Data records
----------------

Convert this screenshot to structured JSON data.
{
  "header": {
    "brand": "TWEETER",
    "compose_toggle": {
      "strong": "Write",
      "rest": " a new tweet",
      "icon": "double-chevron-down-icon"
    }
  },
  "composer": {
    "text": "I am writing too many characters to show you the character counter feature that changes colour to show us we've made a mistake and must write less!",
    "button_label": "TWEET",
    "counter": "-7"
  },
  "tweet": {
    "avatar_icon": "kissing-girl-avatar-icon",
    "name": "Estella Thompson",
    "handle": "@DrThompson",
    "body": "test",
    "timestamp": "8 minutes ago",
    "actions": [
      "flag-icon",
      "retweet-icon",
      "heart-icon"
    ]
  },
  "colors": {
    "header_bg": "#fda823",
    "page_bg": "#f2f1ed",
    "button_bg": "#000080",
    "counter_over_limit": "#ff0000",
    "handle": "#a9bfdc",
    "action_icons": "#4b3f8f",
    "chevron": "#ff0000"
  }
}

----------------

## What you need to do:
Using the data above, return each line exactly as written.

## Result:
Convert this screenshot to structured JSON data.
{
  "header": {
    "brand": "TWEETER",
    "compose_toggle": {
      "strong": "Write",
      "rest": " a new tweet",
      "icon": "double-chevron-down-icon"
    }
  },
  "composer": {
    "text": "I am writing too many characters to show you the character counter feature that changes colour to show us we've made a mistake and must write less!",
    "button_label": "TWEET",
    "counter": "-7"
  },
  "tweet": {
    "avatar_icon": "kissing-girl-avatar-icon",
    "name": "Estella Thompson",
    "handle": "@DrThompson",
    "body": "test",
    "timestamp": "8 minutes ago",
    "actions": [
      "flag-icon",
      "retweet-icon",
      "heart-icon"
    ]
  },
  "colors": {
    "header_bg": "#fda823",
    "page_bg": "#f2f1ed",
    "button_bg": "#000080",
    "counter_over_limit": "#ff0000",
    "handle": "#a9bfdc",
    "action_icons": "#4b3f8f",
    "chevron": "#ff0000"
  }
}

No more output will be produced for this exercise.